__Task instructions__: Read through the records below and copy each line that uses the word "JSON".
::::::
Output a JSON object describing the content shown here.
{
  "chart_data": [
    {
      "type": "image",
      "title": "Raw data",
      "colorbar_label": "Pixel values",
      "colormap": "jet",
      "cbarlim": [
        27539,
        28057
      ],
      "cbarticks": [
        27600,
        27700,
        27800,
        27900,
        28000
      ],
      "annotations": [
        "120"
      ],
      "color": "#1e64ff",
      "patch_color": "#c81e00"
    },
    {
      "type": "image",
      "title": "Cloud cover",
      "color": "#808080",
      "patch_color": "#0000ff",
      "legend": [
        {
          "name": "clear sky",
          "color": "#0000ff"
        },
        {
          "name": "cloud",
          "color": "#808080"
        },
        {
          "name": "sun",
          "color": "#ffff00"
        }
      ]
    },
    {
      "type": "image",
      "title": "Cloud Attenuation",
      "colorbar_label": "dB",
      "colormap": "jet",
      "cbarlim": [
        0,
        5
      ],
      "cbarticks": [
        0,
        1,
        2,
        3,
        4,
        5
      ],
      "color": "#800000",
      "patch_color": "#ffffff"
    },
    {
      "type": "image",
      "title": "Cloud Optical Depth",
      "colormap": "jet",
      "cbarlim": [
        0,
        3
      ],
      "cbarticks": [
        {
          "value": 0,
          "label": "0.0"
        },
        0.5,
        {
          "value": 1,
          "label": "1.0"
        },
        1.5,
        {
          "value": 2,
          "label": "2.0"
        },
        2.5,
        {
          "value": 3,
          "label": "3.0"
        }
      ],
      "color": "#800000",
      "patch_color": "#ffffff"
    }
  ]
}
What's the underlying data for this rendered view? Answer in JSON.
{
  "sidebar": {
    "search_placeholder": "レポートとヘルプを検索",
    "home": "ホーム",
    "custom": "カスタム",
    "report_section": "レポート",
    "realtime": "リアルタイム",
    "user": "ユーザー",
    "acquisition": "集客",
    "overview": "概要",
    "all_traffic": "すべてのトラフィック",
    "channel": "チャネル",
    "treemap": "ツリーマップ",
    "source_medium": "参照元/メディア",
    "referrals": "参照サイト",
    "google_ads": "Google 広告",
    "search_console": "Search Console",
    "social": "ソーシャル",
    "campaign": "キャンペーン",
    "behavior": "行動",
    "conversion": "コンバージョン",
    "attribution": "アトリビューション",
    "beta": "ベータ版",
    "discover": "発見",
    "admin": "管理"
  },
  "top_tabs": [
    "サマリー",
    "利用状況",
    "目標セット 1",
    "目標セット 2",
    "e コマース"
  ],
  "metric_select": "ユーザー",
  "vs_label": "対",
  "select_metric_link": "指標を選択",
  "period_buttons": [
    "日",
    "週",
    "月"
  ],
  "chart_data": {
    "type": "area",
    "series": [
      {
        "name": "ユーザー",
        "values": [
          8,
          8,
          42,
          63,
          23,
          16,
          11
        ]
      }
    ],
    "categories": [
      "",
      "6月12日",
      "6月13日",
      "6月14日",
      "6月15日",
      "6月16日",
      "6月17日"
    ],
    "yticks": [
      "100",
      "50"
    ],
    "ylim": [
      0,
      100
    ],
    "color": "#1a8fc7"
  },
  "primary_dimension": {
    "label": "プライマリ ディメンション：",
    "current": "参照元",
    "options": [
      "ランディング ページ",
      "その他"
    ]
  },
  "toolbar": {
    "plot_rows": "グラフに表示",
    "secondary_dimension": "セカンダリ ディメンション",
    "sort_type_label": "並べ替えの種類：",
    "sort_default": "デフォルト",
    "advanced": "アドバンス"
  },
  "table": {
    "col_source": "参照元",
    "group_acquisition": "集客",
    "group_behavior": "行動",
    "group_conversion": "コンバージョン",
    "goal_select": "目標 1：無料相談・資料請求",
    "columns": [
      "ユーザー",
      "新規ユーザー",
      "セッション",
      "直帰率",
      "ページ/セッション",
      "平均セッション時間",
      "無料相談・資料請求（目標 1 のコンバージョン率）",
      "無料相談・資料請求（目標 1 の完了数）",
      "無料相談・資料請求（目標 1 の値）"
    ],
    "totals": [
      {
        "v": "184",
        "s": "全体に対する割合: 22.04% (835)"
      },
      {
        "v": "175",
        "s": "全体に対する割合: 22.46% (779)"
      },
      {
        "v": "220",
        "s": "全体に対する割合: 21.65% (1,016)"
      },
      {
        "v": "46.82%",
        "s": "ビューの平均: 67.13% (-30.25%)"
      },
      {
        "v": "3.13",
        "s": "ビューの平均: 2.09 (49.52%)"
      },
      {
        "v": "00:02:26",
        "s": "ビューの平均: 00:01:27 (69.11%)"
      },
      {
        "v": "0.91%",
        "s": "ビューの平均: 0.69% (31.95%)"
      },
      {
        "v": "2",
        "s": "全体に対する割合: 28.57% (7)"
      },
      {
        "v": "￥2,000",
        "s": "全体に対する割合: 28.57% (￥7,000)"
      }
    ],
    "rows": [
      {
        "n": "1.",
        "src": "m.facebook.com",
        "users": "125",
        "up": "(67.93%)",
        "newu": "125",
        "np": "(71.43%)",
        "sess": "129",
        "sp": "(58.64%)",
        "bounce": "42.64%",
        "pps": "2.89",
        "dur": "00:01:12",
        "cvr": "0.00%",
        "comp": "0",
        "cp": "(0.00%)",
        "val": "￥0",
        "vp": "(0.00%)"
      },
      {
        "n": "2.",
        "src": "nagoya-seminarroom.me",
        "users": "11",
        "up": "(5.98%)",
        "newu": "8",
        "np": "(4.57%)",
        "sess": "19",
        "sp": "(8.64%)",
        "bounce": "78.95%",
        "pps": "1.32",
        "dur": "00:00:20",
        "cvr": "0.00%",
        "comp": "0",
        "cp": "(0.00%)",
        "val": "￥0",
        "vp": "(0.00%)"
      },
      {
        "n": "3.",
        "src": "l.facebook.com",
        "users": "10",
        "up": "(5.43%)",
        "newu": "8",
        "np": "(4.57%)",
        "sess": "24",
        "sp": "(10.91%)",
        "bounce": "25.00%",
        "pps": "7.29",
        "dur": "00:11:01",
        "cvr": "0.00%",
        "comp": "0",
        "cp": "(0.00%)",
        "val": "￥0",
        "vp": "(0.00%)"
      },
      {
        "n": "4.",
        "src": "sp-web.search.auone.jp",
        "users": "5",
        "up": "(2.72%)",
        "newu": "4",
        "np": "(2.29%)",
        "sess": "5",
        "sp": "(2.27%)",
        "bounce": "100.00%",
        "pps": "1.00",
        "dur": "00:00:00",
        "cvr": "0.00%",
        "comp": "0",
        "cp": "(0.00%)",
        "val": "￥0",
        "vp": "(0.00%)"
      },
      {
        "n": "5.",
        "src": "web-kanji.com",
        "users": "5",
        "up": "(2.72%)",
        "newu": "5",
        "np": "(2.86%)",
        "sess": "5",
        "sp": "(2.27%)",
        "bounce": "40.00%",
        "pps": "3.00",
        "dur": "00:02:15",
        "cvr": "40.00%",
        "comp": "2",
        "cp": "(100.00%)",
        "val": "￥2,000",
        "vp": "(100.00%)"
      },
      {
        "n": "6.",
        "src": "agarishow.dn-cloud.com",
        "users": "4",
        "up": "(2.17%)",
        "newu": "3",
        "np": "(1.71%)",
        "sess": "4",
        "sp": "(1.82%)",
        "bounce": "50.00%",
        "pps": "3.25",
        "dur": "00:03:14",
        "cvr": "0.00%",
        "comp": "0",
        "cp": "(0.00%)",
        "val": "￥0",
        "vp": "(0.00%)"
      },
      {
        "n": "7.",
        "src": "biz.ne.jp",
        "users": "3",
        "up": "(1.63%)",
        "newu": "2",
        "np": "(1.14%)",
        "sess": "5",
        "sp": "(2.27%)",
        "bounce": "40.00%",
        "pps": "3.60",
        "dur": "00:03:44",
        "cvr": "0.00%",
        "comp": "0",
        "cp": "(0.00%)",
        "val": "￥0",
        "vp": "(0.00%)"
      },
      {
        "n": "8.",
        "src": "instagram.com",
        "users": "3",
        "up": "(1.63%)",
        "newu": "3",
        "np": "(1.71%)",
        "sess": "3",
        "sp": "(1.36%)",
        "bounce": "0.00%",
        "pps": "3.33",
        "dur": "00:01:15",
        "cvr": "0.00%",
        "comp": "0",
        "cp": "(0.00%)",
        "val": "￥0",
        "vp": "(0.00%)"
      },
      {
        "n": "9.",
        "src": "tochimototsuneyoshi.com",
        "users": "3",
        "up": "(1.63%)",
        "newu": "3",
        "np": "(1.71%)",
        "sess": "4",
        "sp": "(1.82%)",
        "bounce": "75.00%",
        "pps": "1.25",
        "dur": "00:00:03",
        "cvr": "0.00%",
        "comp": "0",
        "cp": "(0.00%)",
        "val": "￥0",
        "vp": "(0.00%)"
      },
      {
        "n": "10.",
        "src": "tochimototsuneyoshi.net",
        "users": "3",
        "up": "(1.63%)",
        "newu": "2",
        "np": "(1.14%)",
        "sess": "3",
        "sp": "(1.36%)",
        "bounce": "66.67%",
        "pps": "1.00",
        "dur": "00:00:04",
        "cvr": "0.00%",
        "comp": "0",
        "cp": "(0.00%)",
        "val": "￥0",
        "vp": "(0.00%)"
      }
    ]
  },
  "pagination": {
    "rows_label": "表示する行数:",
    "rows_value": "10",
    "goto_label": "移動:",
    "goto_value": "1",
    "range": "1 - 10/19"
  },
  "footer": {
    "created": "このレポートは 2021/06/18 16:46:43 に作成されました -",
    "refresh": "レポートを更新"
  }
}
::::::
__Exercise output__:
Output a JSON object describing the content shown here.
What's the underlying data for this rendered view? Answer in JSON.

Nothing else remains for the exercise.